### AIM OF THE TASK
Give back the full listing, character for character, with no pictures.

### AVAILABLE DATA
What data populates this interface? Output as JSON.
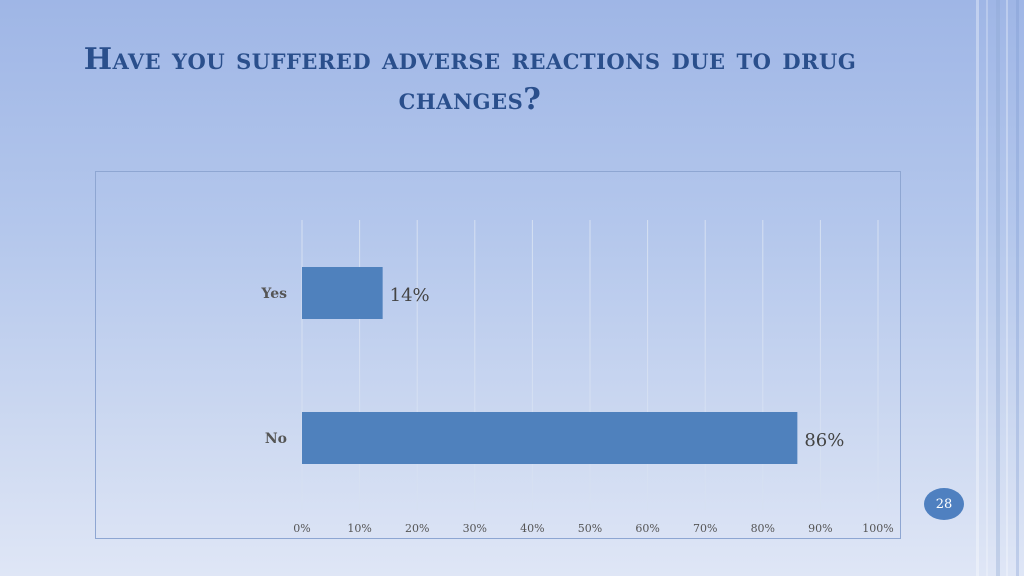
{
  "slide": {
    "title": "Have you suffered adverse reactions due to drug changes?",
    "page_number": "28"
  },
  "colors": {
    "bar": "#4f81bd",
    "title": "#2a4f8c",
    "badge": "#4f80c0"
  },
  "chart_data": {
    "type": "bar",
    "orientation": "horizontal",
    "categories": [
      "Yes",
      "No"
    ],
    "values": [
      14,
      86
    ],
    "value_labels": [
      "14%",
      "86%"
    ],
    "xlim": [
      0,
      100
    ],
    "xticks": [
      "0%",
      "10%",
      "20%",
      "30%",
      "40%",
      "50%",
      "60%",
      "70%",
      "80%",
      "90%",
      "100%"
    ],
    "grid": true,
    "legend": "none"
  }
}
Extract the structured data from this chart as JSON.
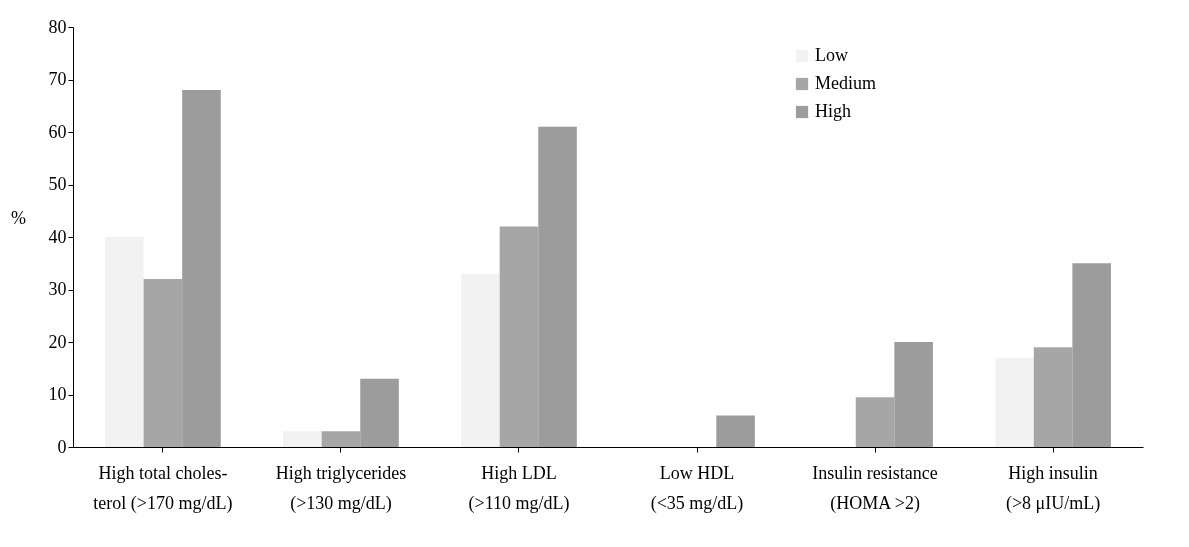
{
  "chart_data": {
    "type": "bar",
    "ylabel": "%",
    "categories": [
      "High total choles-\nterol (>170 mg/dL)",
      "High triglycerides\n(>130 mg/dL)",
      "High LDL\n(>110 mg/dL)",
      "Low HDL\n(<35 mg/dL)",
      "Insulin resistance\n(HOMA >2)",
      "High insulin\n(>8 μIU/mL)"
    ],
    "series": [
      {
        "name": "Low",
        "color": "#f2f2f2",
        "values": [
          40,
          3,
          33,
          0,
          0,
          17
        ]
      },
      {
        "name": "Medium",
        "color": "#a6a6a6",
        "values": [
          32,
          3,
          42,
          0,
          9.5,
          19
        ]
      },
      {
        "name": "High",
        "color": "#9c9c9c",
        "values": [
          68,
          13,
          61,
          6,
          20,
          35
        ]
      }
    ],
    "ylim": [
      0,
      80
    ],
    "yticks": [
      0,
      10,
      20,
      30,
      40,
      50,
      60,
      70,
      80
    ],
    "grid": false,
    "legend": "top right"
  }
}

### THE SOLUTION
What data populates this interface? Output as JSON.
{
  "slide": {
    "title": "Have you suffered adverse reactions due to drug changes?",
    "page_number": "28"
  },
  "colors": {
    "bar": "#4f81bd",
    "title": "#2a4f8c",
    "badge": "#4f80c0"
  },
  "chart_data": {
    "type": "bar",
    "orientation": "horizontal",
    "categories": [
      "Yes",
      "No"
    ],
    "values": [
      14,
      86
    ],
    "value_labels": [
      "14%",
      "86%"
    ],
    "xlim": [
      0,
      100
    ],
    "xticks": [
      "0%",
      "10%",
      "20%",
      "30%",
      "40%",
      "50%",
      "60%",
      "70%",
      "80%",
      "90%",
      "100%"
    ],
    "grid": true,
    "legend": "none"
  }
}
Extract the structured data from this chart as JSON.
{
  "chart_data": {
    "type": "bar",
    "ylabel": "%",
    "categories": [
      "High total choles-\nterol (>170 mg/dL)",
      "High triglycerides\n(>130 mg/dL)",
      "High LDL\n(>110 mg/dL)",
      "Low HDL\n(<35 mg/dL)",
      "Insulin resistance\n(HOMA >2)",
      "High insulin\n(>8 μIU/mL)"
    ],
    "series": [
      {
        "name": "Low",
        "color": "#f2f2f2",
        "values": [
          40,
          3,
          33,
          0,
          0,
          17
        ]
      },
      {
        "name": "Medium",
        "color": "#a6a6a6",
        "values": [
          32,
          3,
          42,
          0,
          9.5,
          19
        ]
      },
      {
        "name": "High",
        "color": "#9c9c9c",
        "values": [
          68,
          13,
          61,
          6,
          20,
          35
        ]
      }
    ],
    "ylim": [
      0,
      80
    ],
    "yticks": [
      0,
      10,
      20,
      30,
      40,
      50,
      60,
      70,
      80
    ],
    "grid": false,
    "legend": "top right"
  }
}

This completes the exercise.